# Short exercise:
Reproduce each line bearing the word "title".

# Available data:
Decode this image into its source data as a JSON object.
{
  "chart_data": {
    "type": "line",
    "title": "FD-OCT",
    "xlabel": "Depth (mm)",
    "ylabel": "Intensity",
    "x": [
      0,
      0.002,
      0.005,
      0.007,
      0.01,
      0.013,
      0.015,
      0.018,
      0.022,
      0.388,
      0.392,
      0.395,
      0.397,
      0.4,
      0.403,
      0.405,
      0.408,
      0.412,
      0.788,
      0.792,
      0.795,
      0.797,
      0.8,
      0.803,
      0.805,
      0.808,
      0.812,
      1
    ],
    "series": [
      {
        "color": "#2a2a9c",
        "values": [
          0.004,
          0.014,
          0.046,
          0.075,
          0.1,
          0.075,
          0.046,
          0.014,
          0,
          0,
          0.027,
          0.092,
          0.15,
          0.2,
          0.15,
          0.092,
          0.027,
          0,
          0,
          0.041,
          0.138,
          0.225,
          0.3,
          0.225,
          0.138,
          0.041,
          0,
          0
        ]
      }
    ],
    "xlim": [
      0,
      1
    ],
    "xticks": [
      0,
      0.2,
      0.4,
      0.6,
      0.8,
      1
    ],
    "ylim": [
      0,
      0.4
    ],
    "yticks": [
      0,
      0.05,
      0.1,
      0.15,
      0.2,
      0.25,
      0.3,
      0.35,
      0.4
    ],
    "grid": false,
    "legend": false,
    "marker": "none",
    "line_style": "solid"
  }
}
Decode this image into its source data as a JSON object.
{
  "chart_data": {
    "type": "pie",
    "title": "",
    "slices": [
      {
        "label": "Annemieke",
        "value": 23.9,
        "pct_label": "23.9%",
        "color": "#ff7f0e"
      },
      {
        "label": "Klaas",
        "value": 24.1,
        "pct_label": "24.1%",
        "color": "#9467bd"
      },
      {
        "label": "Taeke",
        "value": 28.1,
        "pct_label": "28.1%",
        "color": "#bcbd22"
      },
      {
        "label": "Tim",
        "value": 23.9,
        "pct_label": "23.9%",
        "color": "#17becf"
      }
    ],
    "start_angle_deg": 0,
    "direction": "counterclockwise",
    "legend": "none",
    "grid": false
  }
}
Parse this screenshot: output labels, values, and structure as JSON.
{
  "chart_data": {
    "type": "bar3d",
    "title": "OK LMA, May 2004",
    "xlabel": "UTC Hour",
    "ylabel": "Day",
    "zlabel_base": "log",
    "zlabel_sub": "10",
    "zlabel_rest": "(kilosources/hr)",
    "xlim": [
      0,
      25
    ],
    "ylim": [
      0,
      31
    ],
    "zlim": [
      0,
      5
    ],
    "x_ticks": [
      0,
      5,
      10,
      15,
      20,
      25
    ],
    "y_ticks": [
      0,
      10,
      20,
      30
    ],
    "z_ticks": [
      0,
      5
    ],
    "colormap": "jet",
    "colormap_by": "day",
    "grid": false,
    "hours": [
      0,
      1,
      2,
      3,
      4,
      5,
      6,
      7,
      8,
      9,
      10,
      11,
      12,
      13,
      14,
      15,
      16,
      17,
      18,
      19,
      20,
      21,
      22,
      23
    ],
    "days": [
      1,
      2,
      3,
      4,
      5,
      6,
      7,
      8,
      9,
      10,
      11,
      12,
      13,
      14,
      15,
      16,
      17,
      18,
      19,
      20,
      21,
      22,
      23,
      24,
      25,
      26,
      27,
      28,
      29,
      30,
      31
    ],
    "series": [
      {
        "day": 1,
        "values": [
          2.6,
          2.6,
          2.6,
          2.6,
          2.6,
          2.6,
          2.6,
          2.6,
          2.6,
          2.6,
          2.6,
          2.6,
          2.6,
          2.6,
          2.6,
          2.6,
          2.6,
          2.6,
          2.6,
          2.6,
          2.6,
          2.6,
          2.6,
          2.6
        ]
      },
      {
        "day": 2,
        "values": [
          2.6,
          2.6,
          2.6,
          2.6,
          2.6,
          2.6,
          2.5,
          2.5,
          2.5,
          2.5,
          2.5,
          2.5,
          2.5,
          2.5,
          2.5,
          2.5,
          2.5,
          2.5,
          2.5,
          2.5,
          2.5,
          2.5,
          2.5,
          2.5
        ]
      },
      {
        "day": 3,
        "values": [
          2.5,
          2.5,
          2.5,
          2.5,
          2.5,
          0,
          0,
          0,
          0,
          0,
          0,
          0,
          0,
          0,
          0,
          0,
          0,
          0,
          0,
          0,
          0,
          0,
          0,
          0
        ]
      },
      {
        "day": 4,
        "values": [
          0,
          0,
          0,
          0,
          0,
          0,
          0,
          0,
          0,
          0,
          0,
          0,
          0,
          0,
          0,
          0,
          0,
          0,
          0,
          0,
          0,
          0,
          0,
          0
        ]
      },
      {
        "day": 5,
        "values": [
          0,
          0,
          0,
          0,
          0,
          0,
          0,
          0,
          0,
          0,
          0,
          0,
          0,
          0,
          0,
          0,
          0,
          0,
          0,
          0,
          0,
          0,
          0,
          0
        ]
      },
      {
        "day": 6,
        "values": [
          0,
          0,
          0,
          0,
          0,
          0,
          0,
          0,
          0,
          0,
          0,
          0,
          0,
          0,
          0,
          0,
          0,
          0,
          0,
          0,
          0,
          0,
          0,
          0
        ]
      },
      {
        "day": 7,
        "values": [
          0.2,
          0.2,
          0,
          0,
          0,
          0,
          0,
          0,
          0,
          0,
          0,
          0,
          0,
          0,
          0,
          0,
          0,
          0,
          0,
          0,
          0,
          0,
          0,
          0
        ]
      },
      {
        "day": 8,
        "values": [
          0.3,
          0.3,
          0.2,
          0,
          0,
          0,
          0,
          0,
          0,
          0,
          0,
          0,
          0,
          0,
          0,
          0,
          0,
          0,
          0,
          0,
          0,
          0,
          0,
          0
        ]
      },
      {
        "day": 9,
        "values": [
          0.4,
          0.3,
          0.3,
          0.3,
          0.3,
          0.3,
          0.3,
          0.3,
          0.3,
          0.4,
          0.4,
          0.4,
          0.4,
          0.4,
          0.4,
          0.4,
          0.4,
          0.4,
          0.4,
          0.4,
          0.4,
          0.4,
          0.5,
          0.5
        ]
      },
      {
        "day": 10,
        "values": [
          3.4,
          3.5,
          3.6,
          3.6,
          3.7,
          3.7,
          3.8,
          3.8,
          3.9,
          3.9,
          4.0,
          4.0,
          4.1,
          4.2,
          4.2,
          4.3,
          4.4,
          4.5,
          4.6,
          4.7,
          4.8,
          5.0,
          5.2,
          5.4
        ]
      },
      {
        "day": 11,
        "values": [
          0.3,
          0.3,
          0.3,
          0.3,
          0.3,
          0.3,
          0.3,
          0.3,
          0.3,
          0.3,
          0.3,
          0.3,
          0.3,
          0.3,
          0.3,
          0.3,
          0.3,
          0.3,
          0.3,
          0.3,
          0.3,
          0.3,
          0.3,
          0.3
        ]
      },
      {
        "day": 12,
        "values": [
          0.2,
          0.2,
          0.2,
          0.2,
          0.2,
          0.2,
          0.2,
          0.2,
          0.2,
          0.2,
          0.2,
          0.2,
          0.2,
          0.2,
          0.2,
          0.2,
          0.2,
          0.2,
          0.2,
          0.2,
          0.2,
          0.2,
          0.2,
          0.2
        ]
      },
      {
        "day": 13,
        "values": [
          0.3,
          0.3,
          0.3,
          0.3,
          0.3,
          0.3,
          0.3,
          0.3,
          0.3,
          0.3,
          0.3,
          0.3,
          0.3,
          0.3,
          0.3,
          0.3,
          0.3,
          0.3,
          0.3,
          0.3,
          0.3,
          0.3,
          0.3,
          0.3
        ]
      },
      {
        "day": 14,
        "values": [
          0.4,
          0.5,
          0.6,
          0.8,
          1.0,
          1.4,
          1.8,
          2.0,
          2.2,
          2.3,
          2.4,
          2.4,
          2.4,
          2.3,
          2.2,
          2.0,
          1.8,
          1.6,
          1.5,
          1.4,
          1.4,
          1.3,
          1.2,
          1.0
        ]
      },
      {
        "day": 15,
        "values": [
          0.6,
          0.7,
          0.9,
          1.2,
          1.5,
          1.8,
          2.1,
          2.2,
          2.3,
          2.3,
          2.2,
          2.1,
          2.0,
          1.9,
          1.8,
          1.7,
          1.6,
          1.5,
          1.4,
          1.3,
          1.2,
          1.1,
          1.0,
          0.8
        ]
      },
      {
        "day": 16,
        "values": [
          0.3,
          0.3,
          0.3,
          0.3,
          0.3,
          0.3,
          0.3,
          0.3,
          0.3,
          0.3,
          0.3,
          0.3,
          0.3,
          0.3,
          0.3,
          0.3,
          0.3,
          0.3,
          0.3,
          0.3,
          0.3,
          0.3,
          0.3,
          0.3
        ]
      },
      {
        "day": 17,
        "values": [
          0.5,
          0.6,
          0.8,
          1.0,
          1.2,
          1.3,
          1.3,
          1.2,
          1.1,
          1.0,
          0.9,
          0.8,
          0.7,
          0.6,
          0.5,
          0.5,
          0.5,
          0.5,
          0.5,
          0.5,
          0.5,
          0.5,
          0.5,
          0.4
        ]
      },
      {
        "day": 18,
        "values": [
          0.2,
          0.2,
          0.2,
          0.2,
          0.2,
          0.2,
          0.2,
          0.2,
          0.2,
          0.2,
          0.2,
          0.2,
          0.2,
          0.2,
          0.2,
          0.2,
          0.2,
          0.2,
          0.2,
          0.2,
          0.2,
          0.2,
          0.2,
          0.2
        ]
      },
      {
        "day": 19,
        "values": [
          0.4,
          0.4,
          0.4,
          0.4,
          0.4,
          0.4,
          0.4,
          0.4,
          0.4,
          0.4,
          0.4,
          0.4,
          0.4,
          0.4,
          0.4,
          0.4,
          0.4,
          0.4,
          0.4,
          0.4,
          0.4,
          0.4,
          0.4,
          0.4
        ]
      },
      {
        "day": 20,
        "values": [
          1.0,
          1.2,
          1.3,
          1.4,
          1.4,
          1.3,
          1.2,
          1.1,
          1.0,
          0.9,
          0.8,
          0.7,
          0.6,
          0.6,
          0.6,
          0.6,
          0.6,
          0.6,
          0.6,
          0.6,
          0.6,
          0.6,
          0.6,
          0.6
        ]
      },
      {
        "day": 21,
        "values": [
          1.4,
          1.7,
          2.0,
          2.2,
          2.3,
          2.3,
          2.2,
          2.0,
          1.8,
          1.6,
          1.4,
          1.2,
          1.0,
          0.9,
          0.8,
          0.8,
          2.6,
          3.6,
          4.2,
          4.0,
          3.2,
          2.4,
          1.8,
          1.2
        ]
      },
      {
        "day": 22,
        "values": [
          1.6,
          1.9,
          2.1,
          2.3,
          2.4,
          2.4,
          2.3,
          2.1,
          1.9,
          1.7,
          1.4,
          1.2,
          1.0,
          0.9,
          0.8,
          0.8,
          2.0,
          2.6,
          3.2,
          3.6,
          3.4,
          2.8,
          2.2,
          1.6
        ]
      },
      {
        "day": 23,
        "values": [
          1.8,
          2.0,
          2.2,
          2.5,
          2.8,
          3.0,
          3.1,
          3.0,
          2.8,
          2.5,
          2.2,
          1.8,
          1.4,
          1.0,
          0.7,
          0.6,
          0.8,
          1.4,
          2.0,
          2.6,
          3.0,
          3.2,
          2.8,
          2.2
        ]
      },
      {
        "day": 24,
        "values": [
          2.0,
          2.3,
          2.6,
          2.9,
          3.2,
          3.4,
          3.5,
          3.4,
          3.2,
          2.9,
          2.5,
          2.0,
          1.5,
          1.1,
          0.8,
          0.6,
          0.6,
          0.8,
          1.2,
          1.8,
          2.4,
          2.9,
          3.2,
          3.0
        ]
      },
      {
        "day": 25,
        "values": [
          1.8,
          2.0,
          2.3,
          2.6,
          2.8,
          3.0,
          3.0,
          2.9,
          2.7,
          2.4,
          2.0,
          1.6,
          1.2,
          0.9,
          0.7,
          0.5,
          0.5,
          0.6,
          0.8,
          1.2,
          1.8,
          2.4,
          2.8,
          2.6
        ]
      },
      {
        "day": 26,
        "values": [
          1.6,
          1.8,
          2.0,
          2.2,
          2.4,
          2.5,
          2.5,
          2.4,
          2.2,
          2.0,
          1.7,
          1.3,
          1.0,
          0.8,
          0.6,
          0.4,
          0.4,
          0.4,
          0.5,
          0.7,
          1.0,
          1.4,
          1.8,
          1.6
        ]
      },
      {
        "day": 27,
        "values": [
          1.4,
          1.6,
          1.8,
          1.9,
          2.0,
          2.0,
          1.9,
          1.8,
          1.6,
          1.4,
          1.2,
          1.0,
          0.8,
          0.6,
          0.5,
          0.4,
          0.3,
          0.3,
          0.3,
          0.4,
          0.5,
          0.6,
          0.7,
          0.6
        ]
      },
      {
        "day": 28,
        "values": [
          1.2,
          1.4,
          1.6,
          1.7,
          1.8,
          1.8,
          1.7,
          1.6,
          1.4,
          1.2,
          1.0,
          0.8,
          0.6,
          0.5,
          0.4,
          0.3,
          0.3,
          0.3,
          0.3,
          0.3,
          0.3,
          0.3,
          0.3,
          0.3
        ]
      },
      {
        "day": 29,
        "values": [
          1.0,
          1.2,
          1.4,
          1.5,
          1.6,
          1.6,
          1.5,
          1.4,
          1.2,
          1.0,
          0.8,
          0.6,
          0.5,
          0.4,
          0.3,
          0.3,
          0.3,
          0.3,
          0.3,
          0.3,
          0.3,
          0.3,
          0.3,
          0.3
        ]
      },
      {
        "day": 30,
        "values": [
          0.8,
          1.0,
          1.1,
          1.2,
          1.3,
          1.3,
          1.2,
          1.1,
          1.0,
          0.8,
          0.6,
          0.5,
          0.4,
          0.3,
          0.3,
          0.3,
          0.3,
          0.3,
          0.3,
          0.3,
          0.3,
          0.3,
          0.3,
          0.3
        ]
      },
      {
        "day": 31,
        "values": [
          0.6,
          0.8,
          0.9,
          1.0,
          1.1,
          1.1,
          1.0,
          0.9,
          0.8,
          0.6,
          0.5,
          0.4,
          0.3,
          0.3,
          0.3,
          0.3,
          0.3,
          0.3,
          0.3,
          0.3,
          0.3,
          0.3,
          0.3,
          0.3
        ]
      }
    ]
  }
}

# Solution to this exercise:
    "title": "FD-OCT",
    "title": "",
    "title": "OK LMA, May 2004",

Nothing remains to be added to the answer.